» **Exercise prompt**
Go through the listing and return every line with "heading" in it.

════════════════

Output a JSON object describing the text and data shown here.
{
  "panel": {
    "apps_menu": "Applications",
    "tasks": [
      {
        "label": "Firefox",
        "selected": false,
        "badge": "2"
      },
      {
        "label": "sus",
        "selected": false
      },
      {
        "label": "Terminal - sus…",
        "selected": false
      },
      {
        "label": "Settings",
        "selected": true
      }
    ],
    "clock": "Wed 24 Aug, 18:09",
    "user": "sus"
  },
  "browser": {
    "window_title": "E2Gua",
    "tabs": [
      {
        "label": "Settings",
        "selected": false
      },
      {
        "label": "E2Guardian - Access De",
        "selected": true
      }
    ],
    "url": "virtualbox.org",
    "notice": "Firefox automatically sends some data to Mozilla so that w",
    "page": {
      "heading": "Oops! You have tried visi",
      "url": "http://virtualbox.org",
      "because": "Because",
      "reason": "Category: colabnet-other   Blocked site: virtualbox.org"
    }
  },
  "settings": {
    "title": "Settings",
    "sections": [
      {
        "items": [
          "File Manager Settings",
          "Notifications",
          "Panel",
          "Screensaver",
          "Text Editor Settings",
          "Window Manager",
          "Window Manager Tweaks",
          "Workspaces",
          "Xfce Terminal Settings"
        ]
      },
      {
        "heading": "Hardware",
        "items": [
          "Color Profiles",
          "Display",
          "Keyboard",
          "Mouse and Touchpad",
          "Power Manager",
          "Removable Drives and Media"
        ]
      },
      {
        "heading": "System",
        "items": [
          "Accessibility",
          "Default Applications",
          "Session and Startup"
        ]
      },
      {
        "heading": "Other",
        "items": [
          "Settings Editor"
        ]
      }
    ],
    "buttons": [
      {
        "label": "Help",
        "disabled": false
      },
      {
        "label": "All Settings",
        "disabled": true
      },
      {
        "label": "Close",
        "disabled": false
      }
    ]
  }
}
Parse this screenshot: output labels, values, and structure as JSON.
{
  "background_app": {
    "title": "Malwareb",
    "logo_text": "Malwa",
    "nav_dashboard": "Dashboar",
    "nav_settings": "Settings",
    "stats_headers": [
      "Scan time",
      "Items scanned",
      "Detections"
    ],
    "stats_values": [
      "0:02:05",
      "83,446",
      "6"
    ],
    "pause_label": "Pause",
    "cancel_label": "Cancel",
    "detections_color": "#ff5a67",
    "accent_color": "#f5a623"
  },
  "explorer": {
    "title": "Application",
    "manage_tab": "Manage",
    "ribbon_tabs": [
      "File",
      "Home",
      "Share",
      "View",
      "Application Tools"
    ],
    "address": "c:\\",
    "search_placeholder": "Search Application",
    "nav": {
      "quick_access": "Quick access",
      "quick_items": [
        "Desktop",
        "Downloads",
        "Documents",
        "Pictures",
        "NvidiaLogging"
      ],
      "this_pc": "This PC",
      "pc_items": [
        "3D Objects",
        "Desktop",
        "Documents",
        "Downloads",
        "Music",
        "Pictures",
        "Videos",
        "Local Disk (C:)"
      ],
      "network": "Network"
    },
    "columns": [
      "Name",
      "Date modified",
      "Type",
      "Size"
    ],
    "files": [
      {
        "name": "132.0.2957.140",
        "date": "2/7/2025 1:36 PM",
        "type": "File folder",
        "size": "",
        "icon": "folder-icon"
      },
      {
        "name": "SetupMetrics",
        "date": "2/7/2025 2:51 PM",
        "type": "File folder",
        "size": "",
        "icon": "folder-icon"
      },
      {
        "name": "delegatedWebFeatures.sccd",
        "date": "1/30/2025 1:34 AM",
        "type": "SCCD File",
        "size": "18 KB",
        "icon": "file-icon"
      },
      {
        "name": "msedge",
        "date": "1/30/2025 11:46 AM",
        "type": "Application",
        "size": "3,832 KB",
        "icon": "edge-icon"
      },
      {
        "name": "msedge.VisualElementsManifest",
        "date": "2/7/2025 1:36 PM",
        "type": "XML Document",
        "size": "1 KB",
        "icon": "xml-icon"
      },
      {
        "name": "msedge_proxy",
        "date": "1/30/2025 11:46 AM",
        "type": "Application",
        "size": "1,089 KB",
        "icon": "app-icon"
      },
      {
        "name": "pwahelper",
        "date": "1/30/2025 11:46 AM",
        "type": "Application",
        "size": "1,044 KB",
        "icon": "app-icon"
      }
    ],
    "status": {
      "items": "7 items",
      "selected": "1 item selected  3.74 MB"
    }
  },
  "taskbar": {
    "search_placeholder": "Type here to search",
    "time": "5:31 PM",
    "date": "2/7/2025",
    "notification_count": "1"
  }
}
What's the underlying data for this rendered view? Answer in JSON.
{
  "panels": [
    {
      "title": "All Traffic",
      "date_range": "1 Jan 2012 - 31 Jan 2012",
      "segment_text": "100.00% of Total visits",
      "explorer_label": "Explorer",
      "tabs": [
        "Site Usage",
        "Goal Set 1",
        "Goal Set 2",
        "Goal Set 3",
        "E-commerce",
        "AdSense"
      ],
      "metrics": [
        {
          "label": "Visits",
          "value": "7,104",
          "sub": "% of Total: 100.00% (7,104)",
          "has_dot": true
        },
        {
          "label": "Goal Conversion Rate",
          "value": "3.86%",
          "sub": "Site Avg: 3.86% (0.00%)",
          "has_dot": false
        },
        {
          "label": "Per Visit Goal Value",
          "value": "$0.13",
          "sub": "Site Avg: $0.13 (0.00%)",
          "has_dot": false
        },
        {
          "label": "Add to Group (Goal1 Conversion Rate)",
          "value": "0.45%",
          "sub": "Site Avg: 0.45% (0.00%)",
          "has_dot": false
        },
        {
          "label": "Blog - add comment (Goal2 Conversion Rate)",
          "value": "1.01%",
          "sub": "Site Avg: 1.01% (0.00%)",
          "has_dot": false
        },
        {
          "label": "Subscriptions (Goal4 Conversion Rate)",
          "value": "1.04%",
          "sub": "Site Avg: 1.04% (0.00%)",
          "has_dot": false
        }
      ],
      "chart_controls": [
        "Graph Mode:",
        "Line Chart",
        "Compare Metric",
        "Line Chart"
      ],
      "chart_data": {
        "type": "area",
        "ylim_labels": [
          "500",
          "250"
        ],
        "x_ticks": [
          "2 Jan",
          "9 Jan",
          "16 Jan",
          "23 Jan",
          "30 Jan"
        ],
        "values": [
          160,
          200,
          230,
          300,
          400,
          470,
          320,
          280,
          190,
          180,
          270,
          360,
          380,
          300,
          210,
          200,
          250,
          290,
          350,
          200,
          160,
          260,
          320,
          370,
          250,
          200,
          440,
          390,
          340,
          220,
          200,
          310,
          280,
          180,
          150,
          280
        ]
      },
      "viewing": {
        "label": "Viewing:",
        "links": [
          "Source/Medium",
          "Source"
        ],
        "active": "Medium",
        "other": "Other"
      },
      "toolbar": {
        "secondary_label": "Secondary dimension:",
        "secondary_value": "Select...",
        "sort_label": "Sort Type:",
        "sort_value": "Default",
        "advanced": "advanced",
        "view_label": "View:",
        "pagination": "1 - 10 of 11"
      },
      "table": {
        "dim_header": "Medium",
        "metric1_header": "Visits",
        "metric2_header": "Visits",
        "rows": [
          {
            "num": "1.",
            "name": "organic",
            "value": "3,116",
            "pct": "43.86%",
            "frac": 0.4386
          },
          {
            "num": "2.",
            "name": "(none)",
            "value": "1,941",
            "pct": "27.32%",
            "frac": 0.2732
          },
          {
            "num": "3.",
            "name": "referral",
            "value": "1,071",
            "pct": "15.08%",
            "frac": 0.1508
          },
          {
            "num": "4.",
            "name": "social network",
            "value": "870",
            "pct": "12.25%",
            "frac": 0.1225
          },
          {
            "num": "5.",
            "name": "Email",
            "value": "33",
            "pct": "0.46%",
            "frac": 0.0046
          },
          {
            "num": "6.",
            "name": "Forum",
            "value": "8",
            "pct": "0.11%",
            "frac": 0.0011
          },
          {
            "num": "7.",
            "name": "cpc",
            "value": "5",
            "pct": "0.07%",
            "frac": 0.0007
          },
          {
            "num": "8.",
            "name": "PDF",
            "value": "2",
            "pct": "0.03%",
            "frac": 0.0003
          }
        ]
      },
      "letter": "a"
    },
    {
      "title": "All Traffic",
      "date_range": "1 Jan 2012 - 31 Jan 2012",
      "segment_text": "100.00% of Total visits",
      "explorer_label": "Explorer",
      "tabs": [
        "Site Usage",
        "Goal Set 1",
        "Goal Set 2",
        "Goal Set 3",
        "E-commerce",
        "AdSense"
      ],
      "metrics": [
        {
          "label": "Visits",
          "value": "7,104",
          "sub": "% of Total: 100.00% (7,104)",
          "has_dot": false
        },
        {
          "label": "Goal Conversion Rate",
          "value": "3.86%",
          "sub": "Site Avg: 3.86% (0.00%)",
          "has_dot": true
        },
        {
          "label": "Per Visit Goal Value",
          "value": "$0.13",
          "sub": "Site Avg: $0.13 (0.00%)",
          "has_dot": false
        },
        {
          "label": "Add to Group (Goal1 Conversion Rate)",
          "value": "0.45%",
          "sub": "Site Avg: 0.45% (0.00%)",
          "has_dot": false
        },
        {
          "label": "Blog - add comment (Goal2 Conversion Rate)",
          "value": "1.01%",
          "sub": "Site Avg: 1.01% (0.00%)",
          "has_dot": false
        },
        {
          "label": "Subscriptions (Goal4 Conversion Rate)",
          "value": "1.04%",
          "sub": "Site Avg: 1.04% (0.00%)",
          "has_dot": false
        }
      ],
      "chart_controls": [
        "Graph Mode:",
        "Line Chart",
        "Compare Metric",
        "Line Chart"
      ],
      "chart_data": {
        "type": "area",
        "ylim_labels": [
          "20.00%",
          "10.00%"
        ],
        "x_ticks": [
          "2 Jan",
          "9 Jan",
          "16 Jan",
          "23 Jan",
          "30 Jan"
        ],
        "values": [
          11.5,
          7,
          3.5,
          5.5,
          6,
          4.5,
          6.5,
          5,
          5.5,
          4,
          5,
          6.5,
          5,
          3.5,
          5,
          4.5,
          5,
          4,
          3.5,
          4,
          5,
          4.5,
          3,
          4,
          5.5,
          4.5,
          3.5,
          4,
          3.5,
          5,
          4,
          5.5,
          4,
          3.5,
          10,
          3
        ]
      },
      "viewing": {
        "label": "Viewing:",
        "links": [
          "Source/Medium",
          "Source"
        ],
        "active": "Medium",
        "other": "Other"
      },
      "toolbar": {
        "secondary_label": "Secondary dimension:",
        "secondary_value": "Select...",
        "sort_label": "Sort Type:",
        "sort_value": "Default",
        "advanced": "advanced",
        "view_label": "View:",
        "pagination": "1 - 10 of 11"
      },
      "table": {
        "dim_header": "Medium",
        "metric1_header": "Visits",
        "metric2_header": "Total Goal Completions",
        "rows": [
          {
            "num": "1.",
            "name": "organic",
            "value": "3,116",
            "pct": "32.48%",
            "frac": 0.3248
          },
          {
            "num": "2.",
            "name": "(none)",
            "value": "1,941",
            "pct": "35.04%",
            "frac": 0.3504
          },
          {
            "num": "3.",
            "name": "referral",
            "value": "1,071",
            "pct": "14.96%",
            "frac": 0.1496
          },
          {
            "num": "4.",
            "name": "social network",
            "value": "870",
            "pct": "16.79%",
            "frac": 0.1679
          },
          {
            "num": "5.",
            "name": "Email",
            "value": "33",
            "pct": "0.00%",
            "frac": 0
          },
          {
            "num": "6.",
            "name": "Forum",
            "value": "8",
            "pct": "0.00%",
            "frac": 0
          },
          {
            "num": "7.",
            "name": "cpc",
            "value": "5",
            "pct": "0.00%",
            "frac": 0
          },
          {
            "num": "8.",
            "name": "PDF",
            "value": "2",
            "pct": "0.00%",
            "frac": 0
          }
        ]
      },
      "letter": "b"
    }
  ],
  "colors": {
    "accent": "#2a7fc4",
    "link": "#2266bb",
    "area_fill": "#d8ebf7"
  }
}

════════════════

» **Response**
      "heading": "Oops! You have tried visi",
        "heading": "Hardware",
        "heading": "System",
        "heading": "Other",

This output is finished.